WHAT YOU ARE ASKED TO DO> Write out the full set of records below exactly.

GIVEN DATA>

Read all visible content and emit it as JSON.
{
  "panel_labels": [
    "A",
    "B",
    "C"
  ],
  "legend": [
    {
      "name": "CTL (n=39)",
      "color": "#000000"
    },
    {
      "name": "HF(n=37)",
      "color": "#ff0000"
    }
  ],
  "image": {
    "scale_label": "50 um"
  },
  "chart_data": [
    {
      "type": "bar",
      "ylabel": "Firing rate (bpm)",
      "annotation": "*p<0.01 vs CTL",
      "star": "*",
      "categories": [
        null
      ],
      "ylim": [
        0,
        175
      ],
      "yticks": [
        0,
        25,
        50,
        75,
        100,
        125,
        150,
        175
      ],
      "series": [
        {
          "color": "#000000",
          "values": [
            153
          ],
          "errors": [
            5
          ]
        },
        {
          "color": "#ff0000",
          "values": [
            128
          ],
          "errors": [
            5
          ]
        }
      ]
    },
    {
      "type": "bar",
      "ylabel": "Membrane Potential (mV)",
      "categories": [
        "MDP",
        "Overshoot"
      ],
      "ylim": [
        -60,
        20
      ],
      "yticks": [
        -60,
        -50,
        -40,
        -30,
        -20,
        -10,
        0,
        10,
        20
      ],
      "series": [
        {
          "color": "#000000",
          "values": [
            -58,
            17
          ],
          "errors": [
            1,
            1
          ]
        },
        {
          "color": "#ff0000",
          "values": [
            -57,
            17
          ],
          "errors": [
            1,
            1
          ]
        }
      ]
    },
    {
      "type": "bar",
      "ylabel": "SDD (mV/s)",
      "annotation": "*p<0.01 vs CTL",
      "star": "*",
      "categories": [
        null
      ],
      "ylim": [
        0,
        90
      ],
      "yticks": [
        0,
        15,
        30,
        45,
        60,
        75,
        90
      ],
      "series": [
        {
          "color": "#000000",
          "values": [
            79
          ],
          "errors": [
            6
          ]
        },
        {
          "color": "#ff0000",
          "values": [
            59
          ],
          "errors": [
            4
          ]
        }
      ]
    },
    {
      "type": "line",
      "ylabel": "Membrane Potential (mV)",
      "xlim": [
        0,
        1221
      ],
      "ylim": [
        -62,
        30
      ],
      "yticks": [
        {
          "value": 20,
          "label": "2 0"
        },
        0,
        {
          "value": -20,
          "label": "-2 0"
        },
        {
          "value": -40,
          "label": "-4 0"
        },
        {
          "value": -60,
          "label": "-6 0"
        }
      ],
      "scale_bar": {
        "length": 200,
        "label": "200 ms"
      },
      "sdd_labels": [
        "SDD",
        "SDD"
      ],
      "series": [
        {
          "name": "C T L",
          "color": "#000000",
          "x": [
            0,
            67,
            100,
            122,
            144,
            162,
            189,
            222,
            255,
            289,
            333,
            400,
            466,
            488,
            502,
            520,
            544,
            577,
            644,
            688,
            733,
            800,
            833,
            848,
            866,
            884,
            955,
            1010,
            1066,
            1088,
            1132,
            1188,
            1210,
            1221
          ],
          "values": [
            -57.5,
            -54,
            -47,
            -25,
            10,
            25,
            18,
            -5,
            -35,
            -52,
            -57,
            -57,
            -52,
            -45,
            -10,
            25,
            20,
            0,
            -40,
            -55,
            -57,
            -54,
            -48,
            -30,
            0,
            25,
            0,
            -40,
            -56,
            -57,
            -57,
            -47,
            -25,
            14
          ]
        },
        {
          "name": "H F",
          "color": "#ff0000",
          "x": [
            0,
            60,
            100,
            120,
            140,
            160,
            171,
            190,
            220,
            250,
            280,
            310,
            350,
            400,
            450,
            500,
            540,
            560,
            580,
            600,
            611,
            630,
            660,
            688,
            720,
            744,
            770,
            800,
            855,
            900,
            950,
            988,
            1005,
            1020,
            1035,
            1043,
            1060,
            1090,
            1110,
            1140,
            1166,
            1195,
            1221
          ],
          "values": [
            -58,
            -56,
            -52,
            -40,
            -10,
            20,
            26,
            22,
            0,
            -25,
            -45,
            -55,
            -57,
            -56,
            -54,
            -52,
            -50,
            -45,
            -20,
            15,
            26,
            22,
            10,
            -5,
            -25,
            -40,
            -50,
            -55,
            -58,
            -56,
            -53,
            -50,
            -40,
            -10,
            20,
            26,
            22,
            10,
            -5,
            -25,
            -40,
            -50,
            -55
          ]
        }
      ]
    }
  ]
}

TASK OUTPUT>
Read all visible content and emit it as JSON.
{
  "panel_labels": [
    "A",
    "B",
    "C"
  ],
  "legend": [
    {
      "name": "CTL (n=39)",
      "color": "#000000"
    },
    {
      "name": "HF(n=37)",
      "color": "#ff0000"
    }
  ],
  "image": {
    "scale_label": "50 um"
  },
  "chart_data": [
    {
      "type": "bar",
      "ylabel": "Firing rate (bpm)",
      "annotation": "*p<0.01 vs CTL",
      "star": "*",
      "categories": [
        null
      ],
      "ylim": [
        0,
        175
      ],
      "yticks": [
        0,
        25,
        50,
        75,
        100,
        125,
        150,
        175
      ],
      "series": [
        {
          "color": "#000000",
          "values": [
            153
          ],
          "errors": [
            5
          ]
        },
        {
          "color": "#ff0000",
          "values": [
            128
          ],
          "errors": [
            5
          ]
        }
      ]
    },
    {
      "type": "bar",
      "ylabel": "Membrane Potential (mV)",
      "categories": [
        "MDP",
        "Overshoot"
      ],
      "ylim": [
        -60,
        20
      ],
      "yticks": [
        -60,
        -50,
        -40,
        -30,
        -20,
        -10,
        0,
        10,
        20
      ],
      "series": [
        {
          "color": "#000000",
          "values": [
            -58,
            17
          ],
          "errors": [
            1,
            1
          ]
        },
        {
          "color": "#ff0000",
          "values": [
            -57,
            17
          ],
          "errors": [
            1,
            1
          ]
        }
      ]
    },
    {
      "type": "bar",
      "ylabel": "SDD (mV/s)",
      "annotation": "*p<0.01 vs CTL",
      "star": "*",
      "categories": [
        null
      ],
      "ylim": [
        0,
        90
      ],
      "yticks": [
        0,
        15,
        30,
        45,
        60,
        75,
        90
      ],
      "series": [
        {
          "color": "#000000",
          "values": [
            79
          ],
          "errors": [
            6
          ]
        },
        {
          "color": "#ff0000",
          "values": [
            59
          ],
          "errors": [
            4
          ]
        }
      ]
    },
    {
      "type": "line",
      "ylabel": "Membrane Potential (mV)",
      "xlim": [
        0,
        1221
      ],
      "ylim": [
        -62,
        30
      ],
      "yticks": [
        {
          "value": 20,
          "label": "2 0"
        },
        0,
        {
          "value": -20,
          "label": "-2 0"
        },
        {
          "value": -40,
          "label": "-4 0"
        },
        {
          "value": -60,
          "label": "-6 0"
        }
      ],
      "scale_bar": {
        "length": 200,
        "label": "200 ms"
      },
      "sdd_labels": [
        "SDD",
        "SDD"
      ],
      "series": [
        {
          "name": "C T L",
          "color": "#000000",
          "x": [
            0,
            67,
            100,
            122,
            144,
            162,
            189,
            222,
            255,
            289,
            333,
            400,
            466,
            488,
            502,
            520,
            544,
            577,
            644,
            688,
            733,
            800,
            833,
            848,
            866,
            884,
            955,
            1010,
            1066,
            1088,
            1132,
            1188,
            1210,
            1221
          ],
          "values": [
            -57.5,
            -54,
            -47,
            -25,
            10,
            25,
            18,
            -5,
            -35,
            -52,
            -57,
            -57,
            -52,
            -45,
            -10,
            25,
            20,
            0,
            -40,
            -55,
            -57,
            -54,
            -48,
            -30,
            0,
            25,
            0,
            -40,
            -56,
            -57,
            -57,
            -47,
            -25,
            14
          ]
        },
        {
          "name": "H F",
          "color": "#ff0000",
          "x": [
            0,
            60,
            100,
            120,
            140,
            160,
            171,
            190,
            220,
            250,
            280,
            310,
            350,
            400,
            450,
            500,
            540,
            560,
            580,
            600,
            611,
            630,
            660,
            688,
            720,
            744,
            770,
            800,
            855,
            900,
            950,
            988,
            1005,
            1020,
            1035,
            1043,
            1060,
            1090,
            1110,
            1140,
            1166,
            1195,
            1221
          ],
          "values": [
            -58,
            -56,
            -52,
            -40,
            -10,
            20,
            26,
            22,
            0,
            -25,
            -45,
            -55,
            -57,
            -56,
            -54,
            -52,
            -50,
            -45,
            -20,
            15,
            26,
            22,
            10,
            -5,
            -25,
            -40,
            -50,
            -55,
            -58,
            -56,
            -53,
            -50,
            -40,
            -10,
            20,
            26,
            22,
            10,
            -5,
            -25,
            -40,
            -50,
            -55
          ]
        }
      ]
    }
  ]
}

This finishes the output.